Instructions to follow: Find the string "screenshot" in the records. Copy every line it appears in.

Given data:

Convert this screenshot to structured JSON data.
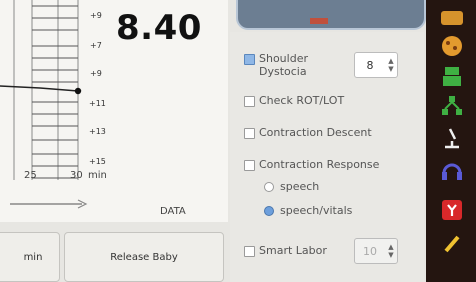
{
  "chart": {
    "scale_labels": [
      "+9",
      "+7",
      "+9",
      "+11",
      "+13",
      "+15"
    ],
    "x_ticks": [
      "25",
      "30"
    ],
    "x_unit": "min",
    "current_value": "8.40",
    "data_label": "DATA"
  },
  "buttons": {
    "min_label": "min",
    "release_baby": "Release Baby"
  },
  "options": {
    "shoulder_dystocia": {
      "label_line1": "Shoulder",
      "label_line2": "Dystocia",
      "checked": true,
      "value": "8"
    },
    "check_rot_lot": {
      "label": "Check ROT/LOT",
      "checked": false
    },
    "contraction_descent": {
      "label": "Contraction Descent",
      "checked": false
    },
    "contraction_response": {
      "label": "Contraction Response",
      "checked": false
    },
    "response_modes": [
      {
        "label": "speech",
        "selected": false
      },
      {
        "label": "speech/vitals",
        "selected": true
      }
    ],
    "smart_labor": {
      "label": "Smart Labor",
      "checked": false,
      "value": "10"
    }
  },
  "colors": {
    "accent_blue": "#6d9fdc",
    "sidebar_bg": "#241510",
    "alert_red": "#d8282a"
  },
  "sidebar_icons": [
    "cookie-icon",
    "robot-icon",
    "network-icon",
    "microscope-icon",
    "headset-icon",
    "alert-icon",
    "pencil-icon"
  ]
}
--
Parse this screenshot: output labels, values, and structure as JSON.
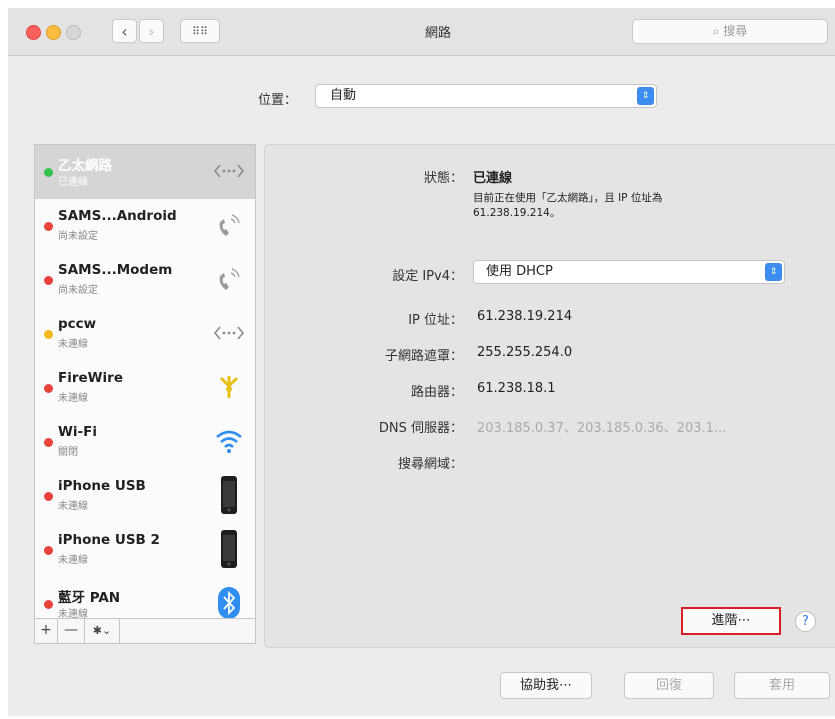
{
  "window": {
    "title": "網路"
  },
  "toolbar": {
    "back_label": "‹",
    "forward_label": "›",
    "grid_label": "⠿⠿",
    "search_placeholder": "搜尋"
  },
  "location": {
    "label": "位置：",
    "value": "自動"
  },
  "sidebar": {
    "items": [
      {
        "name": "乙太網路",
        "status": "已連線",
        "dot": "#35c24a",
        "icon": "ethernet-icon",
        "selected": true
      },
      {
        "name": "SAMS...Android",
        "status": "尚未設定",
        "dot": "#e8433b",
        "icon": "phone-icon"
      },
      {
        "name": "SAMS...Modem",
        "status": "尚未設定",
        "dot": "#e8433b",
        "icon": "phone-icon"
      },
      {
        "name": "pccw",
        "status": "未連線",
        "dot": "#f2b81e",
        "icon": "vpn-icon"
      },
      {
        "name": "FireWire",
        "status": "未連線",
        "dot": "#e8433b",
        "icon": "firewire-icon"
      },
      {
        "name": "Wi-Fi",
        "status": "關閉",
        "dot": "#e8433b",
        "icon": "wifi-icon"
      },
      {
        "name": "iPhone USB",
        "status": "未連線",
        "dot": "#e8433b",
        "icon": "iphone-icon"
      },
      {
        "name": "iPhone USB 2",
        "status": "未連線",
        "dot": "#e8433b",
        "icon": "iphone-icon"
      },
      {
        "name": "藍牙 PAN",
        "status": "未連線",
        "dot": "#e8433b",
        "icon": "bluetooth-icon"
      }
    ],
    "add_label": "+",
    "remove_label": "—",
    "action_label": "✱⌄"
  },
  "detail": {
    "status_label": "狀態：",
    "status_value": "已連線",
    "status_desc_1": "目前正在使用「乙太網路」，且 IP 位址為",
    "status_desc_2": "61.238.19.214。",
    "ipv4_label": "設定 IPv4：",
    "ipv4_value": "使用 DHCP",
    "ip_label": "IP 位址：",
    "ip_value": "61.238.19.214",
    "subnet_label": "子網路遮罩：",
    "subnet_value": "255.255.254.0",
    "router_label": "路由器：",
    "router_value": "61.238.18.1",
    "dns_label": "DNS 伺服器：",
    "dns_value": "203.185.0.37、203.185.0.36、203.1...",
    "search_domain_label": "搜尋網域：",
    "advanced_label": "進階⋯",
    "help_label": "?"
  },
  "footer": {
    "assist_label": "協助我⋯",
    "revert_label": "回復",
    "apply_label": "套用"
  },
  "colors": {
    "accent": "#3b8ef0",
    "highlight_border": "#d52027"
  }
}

Expected answer:
Convert this screenshot to structured JSON data.
Parse this screenshot: output labels, values, and structure as JSON.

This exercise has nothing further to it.